## DATA SUPPLIED
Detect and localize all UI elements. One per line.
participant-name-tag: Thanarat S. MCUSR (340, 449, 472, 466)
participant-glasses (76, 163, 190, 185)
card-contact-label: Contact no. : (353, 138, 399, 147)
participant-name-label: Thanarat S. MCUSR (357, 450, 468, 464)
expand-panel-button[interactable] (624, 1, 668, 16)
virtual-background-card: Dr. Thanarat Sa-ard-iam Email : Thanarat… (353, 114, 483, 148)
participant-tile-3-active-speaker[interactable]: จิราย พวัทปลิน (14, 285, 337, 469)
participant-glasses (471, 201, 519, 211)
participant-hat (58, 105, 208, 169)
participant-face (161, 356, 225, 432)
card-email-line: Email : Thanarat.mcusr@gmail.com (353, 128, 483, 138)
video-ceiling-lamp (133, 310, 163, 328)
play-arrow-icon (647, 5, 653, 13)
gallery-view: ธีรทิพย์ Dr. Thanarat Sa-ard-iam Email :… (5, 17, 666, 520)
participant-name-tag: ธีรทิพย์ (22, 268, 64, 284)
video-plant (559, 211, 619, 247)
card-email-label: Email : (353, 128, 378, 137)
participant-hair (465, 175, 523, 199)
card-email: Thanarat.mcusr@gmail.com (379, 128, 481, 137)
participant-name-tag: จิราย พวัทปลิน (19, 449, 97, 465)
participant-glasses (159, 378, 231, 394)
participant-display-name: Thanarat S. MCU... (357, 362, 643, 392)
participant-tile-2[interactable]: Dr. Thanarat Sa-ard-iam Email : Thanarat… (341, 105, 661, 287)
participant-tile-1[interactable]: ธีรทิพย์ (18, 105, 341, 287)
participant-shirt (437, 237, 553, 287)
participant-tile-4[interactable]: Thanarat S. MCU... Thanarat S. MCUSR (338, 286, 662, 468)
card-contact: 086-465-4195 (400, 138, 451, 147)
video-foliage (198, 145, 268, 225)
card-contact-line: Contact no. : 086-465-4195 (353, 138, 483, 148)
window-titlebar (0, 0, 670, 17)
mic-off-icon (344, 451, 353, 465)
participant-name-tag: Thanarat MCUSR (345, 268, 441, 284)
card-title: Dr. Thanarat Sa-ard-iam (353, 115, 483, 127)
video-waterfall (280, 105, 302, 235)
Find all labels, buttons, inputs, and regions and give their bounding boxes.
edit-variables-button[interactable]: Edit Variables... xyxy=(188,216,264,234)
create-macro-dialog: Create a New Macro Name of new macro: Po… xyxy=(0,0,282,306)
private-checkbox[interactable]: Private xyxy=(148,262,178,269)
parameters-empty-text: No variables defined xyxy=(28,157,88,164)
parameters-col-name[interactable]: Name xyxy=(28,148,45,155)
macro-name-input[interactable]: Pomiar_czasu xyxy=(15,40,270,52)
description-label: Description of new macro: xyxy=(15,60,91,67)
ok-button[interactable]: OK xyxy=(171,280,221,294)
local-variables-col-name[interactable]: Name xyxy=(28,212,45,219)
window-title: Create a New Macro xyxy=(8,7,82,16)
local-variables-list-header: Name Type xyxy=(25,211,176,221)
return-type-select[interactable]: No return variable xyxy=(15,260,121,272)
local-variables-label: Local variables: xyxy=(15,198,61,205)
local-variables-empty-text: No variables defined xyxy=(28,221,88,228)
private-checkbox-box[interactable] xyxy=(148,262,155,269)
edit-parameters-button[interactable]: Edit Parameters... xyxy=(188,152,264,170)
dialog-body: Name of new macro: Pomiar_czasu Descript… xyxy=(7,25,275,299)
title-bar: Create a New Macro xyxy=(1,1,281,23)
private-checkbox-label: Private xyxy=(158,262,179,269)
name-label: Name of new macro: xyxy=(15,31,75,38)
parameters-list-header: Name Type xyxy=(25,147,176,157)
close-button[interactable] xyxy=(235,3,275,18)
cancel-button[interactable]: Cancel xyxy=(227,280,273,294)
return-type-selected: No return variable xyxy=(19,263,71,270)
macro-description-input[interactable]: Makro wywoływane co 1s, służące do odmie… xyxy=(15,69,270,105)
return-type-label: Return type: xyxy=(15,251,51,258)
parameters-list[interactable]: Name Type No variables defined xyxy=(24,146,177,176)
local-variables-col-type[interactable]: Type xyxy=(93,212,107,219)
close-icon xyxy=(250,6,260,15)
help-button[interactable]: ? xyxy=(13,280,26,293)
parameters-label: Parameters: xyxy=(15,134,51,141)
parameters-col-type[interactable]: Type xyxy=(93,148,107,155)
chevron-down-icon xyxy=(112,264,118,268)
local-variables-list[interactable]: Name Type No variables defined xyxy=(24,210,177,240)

## TASK
Copy these rows exactly as they are.

## ANSWER TO THIS PROBLEM
Detect and localize all UI elements. One per line.
participant-name-tag: Thanarat S. MCUSR (340, 449, 472, 466)
participant-glasses (76, 163, 190, 185)
card-contact-label: Contact no. : (353, 138, 399, 147)
participant-name-label: Thanarat S. MCUSR (357, 450, 468, 464)
expand-panel-button[interactable] (624, 1, 668, 16)
virtual-background-card: Dr. Thanarat Sa-ard-iam Email : Thanarat… (353, 114, 483, 148)
participant-tile-3-active-speaker[interactable]: จิราย พวัทปลิน (14, 285, 337, 469)
participant-glasses (471, 201, 519, 211)
participant-hat (58, 105, 208, 169)
participant-face (161, 356, 225, 432)
card-email-line: Email : Thanarat.mcusr@gmail.com (353, 128, 483, 138)
video-ceiling-lamp (133, 310, 163, 328)
play-arrow-icon (647, 5, 653, 13)
gallery-view: ธีรทิพย์ Dr. Thanarat Sa-ard-iam Email :… (5, 17, 666, 520)
participant-name-tag: ธีรทิพย์ (22, 268, 64, 284)
video-plant (559, 211, 619, 247)
card-email-label: Email : (353, 128, 378, 137)
participant-hair (465, 175, 523, 199)
card-email: Thanarat.mcusr@gmail.com (379, 128, 481, 137)
participant-name-tag: จิราย พวัทปลิน (19, 449, 97, 465)
participant-glasses (159, 378, 231, 394)
participant-display-name: Thanarat S. MCU... (357, 362, 643, 392)
participant-tile-2[interactable]: Dr. Thanarat Sa-ard-iam Email : Thanarat… (341, 105, 661, 287)
participant-tile-1[interactable]: ธีรทิพย์ (18, 105, 341, 287)
participant-shirt (437, 237, 553, 287)
participant-tile-4[interactable]: Thanarat S. MCU... Thanarat S. MCUSR (338, 286, 662, 468)
card-contact: 086-465-4195 (400, 138, 451, 147)
video-foliage (198, 145, 268, 225)
card-contact-line: Contact no. : 086-465-4195 (353, 138, 483, 148)
window-titlebar (0, 0, 670, 17)
mic-off-icon (344, 451, 353, 465)
participant-name-tag: Thanarat MCUSR (345, 268, 441, 284)
card-title: Dr. Thanarat Sa-ard-iam (353, 115, 483, 127)
video-waterfall (280, 105, 302, 235)
Find all labels, buttons, inputs, and regions and give their bounding boxes.
edit-variables-button[interactable]: Edit Variables... xyxy=(188,216,264,234)
create-macro-dialog: Create a New Macro Name of new macro: Po… xyxy=(0,0,282,306)
private-checkbox[interactable]: Private xyxy=(148,262,178,269)
parameters-empty-text: No variables defined xyxy=(28,157,88,164)
parameters-col-name[interactable]: Name xyxy=(28,148,45,155)
macro-name-input[interactable]: Pomiar_czasu xyxy=(15,40,270,52)
description-label: Description of new macro: xyxy=(15,60,91,67)
ok-button[interactable]: OK xyxy=(171,280,221,294)
local-variables-col-name[interactable]: Name xyxy=(28,212,45,219)
window-title: Create a New Macro xyxy=(8,7,82,16)
local-variables-list-header: Name Type xyxy=(25,211,176,221)
return-type-select[interactable]: No return variable xyxy=(15,260,121,272)
local-variables-label: Local variables: xyxy=(15,198,61,205)
local-variables-empty-text: No variables defined xyxy=(28,221,88,228)
private-checkbox-box[interactable] xyxy=(148,262,155,269)
edit-parameters-button[interactable]: Edit Parameters... xyxy=(188,152,264,170)
dialog-body: Name of new macro: Pomiar_czasu Descript… xyxy=(7,25,275,299)
title-bar: Create a New Macro xyxy=(1,1,281,23)
private-checkbox-label: Private xyxy=(158,262,179,269)
name-label: Name of new macro: xyxy=(15,31,75,38)
parameters-list-header: Name Type xyxy=(25,147,176,157)
close-button[interactable] xyxy=(235,3,275,18)
cancel-button[interactable]: Cancel xyxy=(227,280,273,294)
return-type-selected: No return variable xyxy=(19,263,71,270)
macro-description-input[interactable]: Makro wywoływane co 1s, służące do odmie… xyxy=(15,69,270,105)
return-type-label: Return type: xyxy=(15,251,51,258)
parameters-list[interactable]: Name Type No variables defined xyxy=(24,146,177,176)
local-variables-col-type[interactable]: Type xyxy=(93,212,107,219)
close-icon xyxy=(250,6,260,15)
help-button[interactable]: ? xyxy=(13,280,26,293)
parameters-label: Parameters: xyxy=(15,134,51,141)
parameters-col-type[interactable]: Type xyxy=(93,148,107,155)
chevron-down-icon xyxy=(112,264,118,268)
local-variables-list[interactable]: Name Type No variables defined xyxy=(24,210,177,240)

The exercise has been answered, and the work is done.